- [TASK STATEMENT]:
Repeat word for word everything from the line containing "Output a JSON" to the end of the listing, first and last lines included, and only that.

- [Collected data entries]:
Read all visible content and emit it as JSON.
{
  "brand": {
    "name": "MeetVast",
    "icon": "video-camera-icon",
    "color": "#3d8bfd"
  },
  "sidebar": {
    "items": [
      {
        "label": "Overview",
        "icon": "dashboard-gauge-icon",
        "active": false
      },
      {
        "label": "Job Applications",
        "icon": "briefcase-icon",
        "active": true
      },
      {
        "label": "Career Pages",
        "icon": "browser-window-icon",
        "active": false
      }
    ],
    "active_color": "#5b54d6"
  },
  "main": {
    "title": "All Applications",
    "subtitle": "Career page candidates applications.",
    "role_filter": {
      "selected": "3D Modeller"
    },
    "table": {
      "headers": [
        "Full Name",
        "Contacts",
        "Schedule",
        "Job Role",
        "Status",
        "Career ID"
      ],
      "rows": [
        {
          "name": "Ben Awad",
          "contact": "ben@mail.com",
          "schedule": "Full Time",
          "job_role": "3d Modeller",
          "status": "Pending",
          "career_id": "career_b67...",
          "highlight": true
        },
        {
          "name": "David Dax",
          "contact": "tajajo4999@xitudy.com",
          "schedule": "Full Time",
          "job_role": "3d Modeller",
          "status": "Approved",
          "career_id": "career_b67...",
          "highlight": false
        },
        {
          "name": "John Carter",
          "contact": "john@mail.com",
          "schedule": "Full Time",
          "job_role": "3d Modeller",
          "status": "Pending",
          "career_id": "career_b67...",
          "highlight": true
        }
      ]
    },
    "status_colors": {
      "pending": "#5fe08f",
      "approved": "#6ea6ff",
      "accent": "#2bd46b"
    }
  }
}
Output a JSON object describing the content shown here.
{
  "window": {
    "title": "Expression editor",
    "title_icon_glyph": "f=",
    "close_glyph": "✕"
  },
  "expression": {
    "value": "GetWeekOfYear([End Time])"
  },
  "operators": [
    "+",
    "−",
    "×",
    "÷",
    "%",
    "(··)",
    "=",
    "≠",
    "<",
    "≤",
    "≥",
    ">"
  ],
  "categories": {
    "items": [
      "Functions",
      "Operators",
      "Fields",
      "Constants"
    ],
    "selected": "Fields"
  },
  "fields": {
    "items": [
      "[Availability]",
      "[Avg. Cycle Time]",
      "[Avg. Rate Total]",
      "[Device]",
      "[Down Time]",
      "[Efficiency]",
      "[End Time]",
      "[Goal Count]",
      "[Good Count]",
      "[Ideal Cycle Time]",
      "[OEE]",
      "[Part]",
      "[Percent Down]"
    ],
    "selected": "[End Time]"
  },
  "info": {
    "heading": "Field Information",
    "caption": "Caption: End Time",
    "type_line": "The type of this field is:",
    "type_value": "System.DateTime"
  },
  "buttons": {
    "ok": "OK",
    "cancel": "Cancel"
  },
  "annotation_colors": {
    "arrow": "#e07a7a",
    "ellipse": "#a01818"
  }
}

- [RESPONSE TO THIS TASK]:
Output a JSON object describing the content shown here.
{
  "window": {
    "title": "Expression editor",
    "title_icon_glyph": "f=",
    "close_glyph": "✕"
  },
  "expression": {
    "value": "GetWeekOfYear([End Time])"
  },
  "operators": [
    "+",
    "−",
    "×",
    "÷",
    "%",
    "(··)",
    "=",
    "≠",
    "<",
    "≤",
    "≥",
    ">"
  ],
  "categories": {
    "items": [
      "Functions",
      "Operators",
      "Fields",
      "Constants"
    ],
    "selected": "Fields"
  },
  "fields": {
    "items": [
      "[Availability]",
      "[Avg. Cycle Time]",
      "[Avg. Rate Total]",
      "[Device]",
      "[Down Time]",
      "[Efficiency]",
      "[End Time]",
      "[Goal Count]",
      "[Good Count]",
      "[Ideal Cycle Time]",
      "[OEE]",
      "[Part]",
      "[Percent Down]"
    ],
    "selected": "[End Time]"
  },
  "info": {
    "heading": "Field Information",
    "caption": "Caption: End Time",
    "type_line": "The type of this field is:",
    "type_value": "System.DateTime"
  },
  "buttons": {
    "ok": "OK",
    "cancel": "Cancel"
  },
  "annotation_colors": {
    "arrow": "#e07a7a",
    "ellipse": "#a01818"
  }
}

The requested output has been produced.